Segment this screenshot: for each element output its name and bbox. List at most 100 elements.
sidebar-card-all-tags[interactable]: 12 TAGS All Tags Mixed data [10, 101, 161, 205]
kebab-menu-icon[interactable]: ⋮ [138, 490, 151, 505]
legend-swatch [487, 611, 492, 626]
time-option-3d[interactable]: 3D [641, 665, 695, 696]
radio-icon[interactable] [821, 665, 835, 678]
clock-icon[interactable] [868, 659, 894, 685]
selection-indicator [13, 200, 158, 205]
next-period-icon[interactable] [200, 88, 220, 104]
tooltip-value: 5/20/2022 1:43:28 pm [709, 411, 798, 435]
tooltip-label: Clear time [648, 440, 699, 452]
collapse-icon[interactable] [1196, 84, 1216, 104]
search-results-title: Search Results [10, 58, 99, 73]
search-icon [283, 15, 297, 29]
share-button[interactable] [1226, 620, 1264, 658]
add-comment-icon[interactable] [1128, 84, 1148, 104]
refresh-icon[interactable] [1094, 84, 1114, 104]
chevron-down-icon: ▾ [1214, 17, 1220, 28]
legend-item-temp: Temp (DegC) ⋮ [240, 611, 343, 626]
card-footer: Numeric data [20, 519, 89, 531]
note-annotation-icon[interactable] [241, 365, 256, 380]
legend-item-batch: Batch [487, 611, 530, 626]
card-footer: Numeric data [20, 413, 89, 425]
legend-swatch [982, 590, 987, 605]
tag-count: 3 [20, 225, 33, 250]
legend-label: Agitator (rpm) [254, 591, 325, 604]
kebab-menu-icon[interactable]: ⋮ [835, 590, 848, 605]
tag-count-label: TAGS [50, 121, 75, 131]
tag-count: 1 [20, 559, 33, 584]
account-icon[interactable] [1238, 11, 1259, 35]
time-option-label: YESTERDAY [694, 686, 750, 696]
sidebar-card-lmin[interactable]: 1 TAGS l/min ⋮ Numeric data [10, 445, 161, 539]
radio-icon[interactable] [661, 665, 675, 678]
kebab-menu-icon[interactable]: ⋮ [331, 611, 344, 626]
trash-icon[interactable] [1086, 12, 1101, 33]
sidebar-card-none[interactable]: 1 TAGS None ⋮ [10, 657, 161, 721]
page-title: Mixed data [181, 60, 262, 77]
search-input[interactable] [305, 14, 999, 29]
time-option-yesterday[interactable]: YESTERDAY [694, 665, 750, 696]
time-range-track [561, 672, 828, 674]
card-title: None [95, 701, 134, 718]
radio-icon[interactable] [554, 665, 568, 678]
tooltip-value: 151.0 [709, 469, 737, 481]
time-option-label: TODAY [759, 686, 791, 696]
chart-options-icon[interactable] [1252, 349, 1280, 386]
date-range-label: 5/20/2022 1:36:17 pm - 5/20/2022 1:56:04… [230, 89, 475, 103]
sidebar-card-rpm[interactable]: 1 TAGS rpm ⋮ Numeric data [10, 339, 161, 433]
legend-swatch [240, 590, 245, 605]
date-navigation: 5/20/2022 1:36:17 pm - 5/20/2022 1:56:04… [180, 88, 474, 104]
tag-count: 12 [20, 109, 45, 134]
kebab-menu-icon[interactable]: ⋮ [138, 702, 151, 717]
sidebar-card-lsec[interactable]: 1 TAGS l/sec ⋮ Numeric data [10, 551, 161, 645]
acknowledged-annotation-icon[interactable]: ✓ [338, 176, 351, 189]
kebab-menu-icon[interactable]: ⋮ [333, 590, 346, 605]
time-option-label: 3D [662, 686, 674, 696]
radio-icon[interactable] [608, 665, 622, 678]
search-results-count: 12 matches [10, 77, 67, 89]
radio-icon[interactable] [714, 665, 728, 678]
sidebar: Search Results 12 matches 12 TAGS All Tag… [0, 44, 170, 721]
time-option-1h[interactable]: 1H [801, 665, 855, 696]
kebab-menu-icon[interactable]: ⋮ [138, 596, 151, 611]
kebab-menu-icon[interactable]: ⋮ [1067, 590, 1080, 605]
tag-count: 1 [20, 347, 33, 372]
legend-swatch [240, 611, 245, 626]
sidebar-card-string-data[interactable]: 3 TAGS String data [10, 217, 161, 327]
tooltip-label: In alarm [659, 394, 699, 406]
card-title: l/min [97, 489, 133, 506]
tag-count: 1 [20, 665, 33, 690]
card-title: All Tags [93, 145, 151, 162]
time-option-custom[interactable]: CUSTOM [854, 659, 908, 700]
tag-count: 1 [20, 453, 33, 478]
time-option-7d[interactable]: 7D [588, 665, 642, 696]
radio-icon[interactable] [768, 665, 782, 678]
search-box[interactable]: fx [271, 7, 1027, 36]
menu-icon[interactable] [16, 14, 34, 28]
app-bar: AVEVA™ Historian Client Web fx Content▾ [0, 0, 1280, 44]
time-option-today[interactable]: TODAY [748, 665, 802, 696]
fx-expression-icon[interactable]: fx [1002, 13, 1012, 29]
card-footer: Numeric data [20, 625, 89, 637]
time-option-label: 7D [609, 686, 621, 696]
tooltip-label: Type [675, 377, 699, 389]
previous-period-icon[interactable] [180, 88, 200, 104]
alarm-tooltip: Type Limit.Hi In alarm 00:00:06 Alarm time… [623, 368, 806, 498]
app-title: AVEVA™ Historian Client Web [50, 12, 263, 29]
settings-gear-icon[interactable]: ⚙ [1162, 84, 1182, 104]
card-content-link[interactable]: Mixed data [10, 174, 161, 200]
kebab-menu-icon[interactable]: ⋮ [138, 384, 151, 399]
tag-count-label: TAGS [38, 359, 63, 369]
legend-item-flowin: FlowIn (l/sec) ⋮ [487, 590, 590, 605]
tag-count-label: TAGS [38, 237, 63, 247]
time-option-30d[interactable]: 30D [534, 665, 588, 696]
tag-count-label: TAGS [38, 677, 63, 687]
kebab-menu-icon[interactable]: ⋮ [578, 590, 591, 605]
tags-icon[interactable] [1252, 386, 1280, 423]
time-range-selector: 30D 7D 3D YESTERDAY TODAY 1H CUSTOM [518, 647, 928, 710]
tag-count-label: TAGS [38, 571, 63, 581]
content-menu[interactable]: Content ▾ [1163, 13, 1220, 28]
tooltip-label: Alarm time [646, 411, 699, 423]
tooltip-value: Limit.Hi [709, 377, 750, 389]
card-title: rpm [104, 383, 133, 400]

- Task to complete: Please show every line of the rows above that contains the string "TODAY". Case counts, so only lines with exactly that capitalization belong.

- Final answer:
time-option-label: TODAY [759, 686, 791, 696]
time-option-today[interactable]: TODAY [748, 665, 802, 696]
time-range-selector: 30D 7D 3D YESTERDAY TODAY 1H CUSTOM [518, 647, 928, 710]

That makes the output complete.